Go through the listing and pick out each line with the word "usage" in it.
>>
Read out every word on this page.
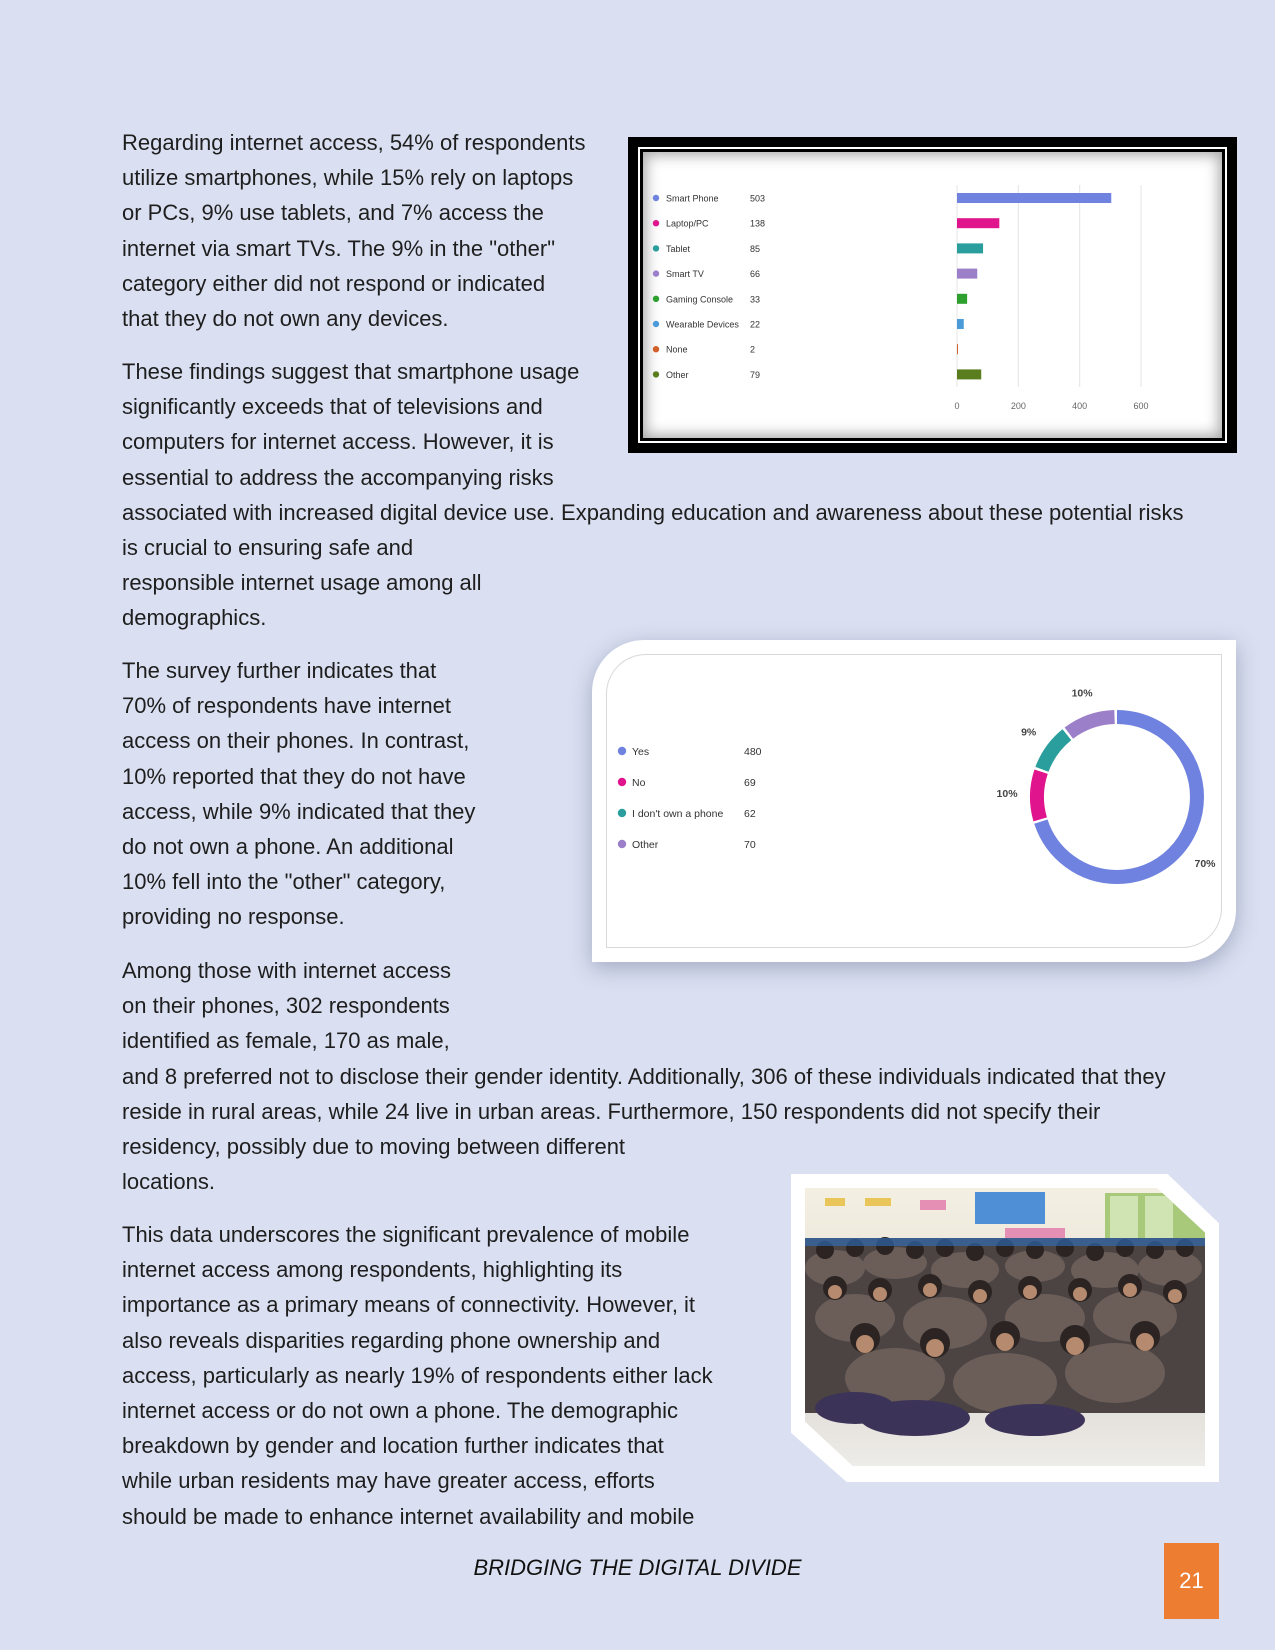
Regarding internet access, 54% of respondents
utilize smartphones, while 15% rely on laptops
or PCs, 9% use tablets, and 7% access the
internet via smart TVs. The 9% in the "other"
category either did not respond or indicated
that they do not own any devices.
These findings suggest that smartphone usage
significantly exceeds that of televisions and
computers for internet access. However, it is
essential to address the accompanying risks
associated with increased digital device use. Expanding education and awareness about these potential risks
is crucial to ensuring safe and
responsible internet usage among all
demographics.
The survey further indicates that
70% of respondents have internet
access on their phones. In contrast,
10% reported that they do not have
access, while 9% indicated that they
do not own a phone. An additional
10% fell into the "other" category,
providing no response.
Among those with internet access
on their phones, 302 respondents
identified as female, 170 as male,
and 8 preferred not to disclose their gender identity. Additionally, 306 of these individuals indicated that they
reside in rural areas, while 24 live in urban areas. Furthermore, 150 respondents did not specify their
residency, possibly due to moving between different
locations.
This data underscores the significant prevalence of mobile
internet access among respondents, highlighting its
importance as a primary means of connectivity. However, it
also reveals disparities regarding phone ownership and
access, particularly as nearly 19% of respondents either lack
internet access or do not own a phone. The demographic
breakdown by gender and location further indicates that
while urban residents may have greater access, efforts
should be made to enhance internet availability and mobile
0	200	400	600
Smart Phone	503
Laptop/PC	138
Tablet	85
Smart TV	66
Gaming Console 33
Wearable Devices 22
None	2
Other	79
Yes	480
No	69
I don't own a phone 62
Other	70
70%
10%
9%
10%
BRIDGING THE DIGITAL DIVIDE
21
<<
>>
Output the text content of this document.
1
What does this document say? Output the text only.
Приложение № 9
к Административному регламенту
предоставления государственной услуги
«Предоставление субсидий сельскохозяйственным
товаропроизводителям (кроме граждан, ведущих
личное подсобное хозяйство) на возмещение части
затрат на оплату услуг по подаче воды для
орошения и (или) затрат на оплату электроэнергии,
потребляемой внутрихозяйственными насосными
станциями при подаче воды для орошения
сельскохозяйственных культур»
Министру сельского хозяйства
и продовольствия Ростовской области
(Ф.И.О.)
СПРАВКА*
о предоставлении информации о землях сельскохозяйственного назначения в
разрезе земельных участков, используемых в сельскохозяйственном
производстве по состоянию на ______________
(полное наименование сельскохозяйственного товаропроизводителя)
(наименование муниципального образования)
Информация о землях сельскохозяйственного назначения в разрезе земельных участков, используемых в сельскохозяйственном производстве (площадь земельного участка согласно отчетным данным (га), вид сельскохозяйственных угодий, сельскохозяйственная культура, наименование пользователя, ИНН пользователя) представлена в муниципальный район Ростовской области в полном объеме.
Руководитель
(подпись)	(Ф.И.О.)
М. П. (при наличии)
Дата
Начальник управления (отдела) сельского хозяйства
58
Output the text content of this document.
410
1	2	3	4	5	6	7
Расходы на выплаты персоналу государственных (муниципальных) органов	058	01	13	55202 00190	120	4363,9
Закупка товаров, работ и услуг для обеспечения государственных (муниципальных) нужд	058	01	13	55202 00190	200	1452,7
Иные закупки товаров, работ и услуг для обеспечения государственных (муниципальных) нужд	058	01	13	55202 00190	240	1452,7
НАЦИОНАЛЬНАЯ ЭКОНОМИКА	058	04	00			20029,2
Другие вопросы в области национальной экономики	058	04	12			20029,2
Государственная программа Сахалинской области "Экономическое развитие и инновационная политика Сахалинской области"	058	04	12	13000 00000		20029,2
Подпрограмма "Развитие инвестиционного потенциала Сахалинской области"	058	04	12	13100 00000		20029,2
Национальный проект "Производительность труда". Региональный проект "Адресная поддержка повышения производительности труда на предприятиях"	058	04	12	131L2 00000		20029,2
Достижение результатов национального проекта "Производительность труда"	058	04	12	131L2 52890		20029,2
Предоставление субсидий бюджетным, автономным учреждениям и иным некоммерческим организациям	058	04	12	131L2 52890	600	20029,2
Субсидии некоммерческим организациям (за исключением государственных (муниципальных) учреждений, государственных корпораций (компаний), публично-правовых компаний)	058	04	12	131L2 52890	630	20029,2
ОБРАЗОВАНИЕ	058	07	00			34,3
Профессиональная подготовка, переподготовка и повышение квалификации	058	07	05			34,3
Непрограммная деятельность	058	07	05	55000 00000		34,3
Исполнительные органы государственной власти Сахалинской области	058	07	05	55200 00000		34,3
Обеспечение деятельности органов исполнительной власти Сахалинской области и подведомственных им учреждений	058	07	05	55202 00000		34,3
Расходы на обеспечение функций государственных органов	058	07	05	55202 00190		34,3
<<
>>
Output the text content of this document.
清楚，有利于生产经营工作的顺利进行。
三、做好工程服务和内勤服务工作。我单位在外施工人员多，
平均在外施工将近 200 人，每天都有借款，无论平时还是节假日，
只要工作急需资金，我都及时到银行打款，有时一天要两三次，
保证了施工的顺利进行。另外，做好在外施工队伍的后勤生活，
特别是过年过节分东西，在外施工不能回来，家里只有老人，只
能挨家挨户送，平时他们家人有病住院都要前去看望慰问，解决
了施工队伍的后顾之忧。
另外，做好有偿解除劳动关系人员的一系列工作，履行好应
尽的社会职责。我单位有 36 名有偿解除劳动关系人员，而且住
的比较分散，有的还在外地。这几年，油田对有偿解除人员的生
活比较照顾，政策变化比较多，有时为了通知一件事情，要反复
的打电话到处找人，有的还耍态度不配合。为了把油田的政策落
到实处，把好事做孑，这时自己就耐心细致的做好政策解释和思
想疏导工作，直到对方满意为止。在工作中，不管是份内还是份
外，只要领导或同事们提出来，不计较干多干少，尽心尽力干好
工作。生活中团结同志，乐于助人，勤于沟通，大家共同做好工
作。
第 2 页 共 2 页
<<
#### [Written solution]
These findings suggest that smartphone usage
responsible internet usage among all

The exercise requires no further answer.